Task input –
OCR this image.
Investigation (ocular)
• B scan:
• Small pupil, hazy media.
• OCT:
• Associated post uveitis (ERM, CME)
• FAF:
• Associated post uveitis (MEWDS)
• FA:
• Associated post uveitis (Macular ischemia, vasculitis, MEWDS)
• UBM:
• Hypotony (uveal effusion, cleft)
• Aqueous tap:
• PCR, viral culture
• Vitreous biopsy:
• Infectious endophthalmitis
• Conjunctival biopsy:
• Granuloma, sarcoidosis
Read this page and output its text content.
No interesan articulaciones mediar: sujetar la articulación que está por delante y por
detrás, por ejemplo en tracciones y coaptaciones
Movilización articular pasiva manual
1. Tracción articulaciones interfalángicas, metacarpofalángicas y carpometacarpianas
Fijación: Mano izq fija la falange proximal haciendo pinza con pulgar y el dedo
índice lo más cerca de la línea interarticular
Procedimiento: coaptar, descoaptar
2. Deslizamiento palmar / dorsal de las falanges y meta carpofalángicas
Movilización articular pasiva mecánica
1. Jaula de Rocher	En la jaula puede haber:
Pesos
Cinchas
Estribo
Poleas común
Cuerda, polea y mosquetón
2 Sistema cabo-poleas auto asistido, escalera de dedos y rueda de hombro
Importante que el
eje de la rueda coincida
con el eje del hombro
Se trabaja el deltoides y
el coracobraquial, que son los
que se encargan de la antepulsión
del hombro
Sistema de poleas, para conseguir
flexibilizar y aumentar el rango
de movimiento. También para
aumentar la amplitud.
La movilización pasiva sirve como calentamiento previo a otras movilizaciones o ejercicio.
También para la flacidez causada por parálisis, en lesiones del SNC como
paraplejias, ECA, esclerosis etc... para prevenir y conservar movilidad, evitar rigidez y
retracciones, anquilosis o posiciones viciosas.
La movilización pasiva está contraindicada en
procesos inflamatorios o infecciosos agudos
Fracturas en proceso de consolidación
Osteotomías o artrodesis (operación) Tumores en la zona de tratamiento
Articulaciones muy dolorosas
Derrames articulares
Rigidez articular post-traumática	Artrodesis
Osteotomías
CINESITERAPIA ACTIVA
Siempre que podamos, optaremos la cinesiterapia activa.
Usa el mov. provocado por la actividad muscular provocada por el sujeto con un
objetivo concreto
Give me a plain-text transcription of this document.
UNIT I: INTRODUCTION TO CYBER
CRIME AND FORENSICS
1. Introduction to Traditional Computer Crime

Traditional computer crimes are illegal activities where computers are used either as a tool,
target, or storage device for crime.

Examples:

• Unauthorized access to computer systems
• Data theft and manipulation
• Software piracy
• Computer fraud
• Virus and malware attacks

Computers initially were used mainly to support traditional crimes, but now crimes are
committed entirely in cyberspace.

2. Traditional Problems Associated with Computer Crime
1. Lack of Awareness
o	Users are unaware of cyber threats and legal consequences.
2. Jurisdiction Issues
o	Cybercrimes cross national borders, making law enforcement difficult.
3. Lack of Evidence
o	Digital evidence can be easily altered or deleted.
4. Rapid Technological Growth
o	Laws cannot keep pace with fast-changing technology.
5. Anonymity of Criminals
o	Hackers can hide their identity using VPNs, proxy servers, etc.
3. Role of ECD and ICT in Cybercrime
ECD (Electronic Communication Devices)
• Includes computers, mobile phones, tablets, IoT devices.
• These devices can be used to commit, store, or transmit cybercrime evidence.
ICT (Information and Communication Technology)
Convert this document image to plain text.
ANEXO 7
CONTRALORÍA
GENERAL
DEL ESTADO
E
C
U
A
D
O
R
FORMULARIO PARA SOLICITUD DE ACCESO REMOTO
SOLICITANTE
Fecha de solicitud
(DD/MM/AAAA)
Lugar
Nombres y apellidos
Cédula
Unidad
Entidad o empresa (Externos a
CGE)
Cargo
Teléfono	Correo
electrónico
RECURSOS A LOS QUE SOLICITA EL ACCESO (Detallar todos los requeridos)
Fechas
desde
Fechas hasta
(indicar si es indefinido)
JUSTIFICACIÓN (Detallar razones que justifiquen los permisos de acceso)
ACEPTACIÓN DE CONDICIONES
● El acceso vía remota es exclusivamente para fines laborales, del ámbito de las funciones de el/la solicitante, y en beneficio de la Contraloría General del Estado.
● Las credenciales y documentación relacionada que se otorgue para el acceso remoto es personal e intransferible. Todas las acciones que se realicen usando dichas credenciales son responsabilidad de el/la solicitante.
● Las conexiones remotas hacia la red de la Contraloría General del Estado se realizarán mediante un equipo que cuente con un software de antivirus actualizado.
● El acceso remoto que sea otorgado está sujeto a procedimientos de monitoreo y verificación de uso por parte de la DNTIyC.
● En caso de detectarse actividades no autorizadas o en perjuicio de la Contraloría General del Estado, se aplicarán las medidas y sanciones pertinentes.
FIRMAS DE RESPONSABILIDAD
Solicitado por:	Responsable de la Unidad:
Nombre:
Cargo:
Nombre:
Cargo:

What is being asked – Return every line of the listing above that contains "rueda".

Task response –
2 Sistema cabo-poleas auto asistido, escalera de dedos y rueda de hombro
eje de la rueda coincida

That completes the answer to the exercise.